* Given text:
Matt - I went to hookup the replacement motor that you shipped to me and I noticed differences in how the motors are wired internally. I stopped until I could get some advise from you, also I have not applied power to the new motor yet. I also verified that the data plates on both the old motor and new motor match.

I have attached pictures showing the wiring on the old motor and new motor. I am not an electrician, but this does not look right. Please get back with me as soon as you can.


Hi Jim,
 I would take that extra jumper off, for sure.

 So it looks just like the yellow and the black wires are switched, right? The Chinese sometimes change things around on me, makes it hard.

 I would switch the yellow and black, so its the same as the old one, and give it a shot. Just try it real quick, it should work like that though. 



Matt - I pulled the jumper and swapped the wires. Powered it up and it ran backwards. I then swapped wires U1 and U2 and the rotation was correct with the switch. Look's like I could have just pulled the jumper on it and been OK. 

Tomorrow I do some milling with and see how it does under a load.

Thanks for your help and I appreciate you replying back to me on the weekend.


----------



## kennyv (Sep 13, 2015)

Got it ..My wiring was fine BOTH  jumpers NOT needed fig out this AM before reading this post. 
After viewing dif wiring diagrams on 220 V single phase terminal blocks I came to the conclusion that it was simple stupid . Last night I had isolated the wires from forward to reverse CW CCW . Than Spent some time thinking about what is missing in the scenario . My stumbling block was the new terminal block was pre wired with jumpers. I had (assumed) pictured the old one had internal jumpers leads . Than as I opened the power box and traced the wires from the F/Rev switch it dawned on me that the reverse polarity HAS to be done with the switch not at the terminal block. Am I correct with that statement ?

I kinda knew it but wanted to TEST it first with a continuity test with power off first. The Prob was I had spent some time reading on CNC forum a post that went into detail of fella explaining wiring and  another fella explaining in detail how to test isolating entire circuitry.. Before I lay my head down the jumper issue came to mind but only needed confirmation before I set out to check switch and ask Q's isolation the proper circuitry. Than I looked at the way the circuit flowed many times at the terminal block knowing everything else and those dang jumper leads made no sense . Lota Fun solving the puzzle when ya have 2 extra parts that dont belong ayy? 

Long story short She's up running fine now . However I do have one Question still unanswered . Why does the diagram on the new power box show Caps wired across W2 and V2 and W1 and W2 when in actuality they are not in those positions .. Is that correct ? *Are  those are 2 different options WITHOUT a Forward and reverse switch in mind ?*

  Thanks for all those who lent a hand and those who guessed thanks for your 2 bits of extra shenanigans as well … it was fun and a learning experience . Gota laugh at our assumptions and ask the right Q's . Ok shes running im gona ask this again and for the 2nd time on another forum . I want to drain the original gear box oil . The manual is NOT clear . *My Q is Mobil DTE heavy/Med same as 80W90 auto gear oil?* As I want to purchase the gear oil and change it before using my new mill thanks.


----------



## TomS (Sep 13, 2015)

kennyv said:


> Got it ..My wiring was fine BOTH  jumpers NOT needed fig out this AM before reading this post.

* Given information:
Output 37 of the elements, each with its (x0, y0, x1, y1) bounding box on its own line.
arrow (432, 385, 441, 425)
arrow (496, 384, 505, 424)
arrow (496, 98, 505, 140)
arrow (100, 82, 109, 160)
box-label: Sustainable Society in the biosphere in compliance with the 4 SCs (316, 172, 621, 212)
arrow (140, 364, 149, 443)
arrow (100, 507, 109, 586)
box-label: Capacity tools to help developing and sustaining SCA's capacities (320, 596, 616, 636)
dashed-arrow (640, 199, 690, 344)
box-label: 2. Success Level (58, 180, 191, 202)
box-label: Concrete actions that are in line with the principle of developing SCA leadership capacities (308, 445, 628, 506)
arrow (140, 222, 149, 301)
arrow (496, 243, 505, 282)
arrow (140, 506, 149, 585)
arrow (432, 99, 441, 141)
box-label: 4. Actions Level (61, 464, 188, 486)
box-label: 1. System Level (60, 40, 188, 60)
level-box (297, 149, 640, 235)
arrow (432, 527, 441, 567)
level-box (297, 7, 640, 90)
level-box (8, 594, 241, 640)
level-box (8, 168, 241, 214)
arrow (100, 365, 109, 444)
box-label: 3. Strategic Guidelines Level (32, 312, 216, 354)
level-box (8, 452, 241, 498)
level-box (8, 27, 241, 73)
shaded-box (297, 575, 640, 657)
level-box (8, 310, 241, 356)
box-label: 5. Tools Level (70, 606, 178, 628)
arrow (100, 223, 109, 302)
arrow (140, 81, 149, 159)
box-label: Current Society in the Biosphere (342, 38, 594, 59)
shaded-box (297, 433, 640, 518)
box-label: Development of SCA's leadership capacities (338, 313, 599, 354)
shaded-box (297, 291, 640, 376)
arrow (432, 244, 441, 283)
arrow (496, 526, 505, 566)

* What is expected: Decide whether each statement agrees with the motor wiring thread: 1. Jim had already powered the new motor before he asked Matt for advice. 2. After the jumper was pulled and the yellow and black wires were swapped, the motor ran in the correct direction. 3. kennyv concluded that the jumpers were not needed. For each, answer yes or no and quote the words of the thread that settle it.

* Response:
1. No: "I have not applied power to the new motor yet."
2. No: "Powered it up and it ran backwards."
3. Yes: "jumpers NOT needed"